** begin RECORDS FOR THIS TASK **

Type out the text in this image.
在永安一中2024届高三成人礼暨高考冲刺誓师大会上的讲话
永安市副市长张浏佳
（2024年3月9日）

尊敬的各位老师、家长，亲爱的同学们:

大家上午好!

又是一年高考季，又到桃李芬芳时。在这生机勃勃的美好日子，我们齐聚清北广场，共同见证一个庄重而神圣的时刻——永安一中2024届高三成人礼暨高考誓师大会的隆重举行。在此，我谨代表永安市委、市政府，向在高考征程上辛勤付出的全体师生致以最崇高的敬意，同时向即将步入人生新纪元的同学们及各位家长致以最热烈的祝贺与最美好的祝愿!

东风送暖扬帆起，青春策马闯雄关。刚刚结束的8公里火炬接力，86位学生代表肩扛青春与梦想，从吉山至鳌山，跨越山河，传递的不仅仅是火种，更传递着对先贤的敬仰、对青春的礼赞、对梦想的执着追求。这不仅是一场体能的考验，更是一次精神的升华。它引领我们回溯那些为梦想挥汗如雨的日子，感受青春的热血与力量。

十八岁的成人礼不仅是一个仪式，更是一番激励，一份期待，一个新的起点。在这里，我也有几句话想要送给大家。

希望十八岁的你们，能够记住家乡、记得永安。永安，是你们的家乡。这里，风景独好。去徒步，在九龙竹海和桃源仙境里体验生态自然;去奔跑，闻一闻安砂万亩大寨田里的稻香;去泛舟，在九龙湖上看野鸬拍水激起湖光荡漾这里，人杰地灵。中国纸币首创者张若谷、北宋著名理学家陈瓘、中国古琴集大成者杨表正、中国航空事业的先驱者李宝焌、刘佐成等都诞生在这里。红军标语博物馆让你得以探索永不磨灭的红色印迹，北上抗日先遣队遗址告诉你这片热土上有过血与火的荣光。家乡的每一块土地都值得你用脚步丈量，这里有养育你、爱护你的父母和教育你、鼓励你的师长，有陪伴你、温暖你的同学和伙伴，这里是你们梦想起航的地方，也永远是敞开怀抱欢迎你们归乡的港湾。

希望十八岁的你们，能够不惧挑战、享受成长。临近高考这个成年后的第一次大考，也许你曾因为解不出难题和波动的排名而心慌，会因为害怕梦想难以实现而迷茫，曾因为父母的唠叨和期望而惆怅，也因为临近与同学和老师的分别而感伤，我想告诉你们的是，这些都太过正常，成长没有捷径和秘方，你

** end RECORDS FOR THIS TASK **

→ **WHAT IS ASKED**: How many lines of the listing above include the word "希望十八岁的你们"? Reply with the number alone.

→ **FINAL RESULT**: 2